SUPPLIED RECORDS =>
§ §

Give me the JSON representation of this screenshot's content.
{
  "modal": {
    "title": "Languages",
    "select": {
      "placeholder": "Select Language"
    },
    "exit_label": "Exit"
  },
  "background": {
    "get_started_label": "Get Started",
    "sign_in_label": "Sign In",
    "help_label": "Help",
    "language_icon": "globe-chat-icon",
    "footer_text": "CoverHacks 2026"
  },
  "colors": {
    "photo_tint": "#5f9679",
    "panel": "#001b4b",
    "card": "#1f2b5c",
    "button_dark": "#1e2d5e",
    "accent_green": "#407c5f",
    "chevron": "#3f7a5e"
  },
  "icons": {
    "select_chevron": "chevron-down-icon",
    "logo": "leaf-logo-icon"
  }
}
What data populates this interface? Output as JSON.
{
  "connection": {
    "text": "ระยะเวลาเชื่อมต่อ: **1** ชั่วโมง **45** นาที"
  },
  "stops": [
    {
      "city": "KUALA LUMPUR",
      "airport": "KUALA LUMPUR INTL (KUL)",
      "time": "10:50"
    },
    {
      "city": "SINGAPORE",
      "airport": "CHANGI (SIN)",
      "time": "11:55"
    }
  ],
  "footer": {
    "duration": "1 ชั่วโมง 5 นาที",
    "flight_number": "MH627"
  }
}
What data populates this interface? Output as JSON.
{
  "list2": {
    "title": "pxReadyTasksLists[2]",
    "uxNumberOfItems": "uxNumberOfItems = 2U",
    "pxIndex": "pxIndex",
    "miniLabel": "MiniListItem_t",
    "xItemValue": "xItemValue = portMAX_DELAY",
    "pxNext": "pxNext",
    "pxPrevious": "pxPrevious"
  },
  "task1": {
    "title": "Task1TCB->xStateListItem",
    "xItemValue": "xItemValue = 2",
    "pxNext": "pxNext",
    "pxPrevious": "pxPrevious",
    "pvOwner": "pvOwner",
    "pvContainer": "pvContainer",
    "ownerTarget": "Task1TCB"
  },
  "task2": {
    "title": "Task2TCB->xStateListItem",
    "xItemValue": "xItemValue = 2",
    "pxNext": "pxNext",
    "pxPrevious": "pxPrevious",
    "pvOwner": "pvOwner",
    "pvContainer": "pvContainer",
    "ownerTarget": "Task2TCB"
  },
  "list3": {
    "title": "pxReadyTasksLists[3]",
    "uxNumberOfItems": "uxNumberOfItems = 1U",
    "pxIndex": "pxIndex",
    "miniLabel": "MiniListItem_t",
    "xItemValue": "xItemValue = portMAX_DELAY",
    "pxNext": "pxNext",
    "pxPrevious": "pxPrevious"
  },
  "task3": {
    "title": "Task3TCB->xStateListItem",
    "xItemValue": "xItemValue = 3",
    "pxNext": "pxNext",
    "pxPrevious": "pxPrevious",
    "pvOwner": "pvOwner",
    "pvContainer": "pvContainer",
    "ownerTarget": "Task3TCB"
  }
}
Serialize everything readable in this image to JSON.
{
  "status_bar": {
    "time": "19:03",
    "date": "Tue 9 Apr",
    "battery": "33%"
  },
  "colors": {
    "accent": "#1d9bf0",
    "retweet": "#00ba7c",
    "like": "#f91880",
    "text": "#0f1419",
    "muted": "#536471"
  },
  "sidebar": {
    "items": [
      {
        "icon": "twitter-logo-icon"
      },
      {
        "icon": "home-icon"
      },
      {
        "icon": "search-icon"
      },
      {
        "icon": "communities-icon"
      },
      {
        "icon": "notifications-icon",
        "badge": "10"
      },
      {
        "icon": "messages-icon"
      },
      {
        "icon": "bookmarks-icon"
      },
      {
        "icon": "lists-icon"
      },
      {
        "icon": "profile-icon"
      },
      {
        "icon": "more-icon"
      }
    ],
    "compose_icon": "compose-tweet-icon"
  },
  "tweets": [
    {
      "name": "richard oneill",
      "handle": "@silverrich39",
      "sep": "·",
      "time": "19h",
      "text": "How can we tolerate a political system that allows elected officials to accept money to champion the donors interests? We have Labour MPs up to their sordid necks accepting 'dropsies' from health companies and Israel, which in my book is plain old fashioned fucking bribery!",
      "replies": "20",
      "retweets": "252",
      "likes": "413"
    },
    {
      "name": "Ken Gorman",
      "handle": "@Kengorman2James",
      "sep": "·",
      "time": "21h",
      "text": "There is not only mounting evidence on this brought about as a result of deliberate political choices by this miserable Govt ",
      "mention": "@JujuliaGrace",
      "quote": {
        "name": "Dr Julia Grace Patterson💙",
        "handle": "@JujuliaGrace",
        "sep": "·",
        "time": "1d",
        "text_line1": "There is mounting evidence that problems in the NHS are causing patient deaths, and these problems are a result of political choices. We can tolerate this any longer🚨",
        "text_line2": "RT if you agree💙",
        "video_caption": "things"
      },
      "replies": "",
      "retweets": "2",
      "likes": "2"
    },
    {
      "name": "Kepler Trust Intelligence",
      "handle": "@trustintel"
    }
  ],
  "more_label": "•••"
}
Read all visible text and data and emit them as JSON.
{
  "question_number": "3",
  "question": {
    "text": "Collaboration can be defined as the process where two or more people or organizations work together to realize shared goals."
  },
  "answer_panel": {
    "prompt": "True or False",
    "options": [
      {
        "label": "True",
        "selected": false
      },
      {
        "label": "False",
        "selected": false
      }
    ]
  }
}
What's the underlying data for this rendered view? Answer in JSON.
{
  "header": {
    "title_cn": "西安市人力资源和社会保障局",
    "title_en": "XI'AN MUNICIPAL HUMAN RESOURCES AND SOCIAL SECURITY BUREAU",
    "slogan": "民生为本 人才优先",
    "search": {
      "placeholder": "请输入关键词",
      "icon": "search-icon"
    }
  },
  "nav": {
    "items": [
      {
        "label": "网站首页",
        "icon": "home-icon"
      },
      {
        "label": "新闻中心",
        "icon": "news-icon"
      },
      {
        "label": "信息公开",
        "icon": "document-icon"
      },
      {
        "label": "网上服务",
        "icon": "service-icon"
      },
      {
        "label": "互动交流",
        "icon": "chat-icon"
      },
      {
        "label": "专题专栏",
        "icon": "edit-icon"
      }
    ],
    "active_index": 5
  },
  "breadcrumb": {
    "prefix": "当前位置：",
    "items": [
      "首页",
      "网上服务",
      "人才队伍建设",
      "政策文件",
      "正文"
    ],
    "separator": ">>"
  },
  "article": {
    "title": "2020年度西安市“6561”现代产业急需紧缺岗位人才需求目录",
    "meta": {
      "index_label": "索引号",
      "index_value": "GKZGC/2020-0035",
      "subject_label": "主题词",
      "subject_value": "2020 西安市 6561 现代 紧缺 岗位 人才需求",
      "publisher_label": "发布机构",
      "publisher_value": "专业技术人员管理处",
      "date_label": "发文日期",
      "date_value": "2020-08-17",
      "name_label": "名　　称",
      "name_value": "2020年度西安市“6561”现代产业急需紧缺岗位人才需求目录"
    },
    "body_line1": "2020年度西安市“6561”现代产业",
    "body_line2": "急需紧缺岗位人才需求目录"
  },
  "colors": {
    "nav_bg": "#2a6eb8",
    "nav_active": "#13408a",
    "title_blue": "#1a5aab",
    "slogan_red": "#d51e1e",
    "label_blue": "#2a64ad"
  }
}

§ §

WRITTEN TASK => Select every line above that contains the word "result", and copy it.

RESPONSE BELOW =>
      "text": "There is not only mounting evidence on this brought about as a result of deliberate political choices by this miserable Govt ",
        "text_line1": "There is mounting evidence that problems in the NHS are causing patient deaths, and these problems are a result of political choices. We can tolerate this any longer🚨",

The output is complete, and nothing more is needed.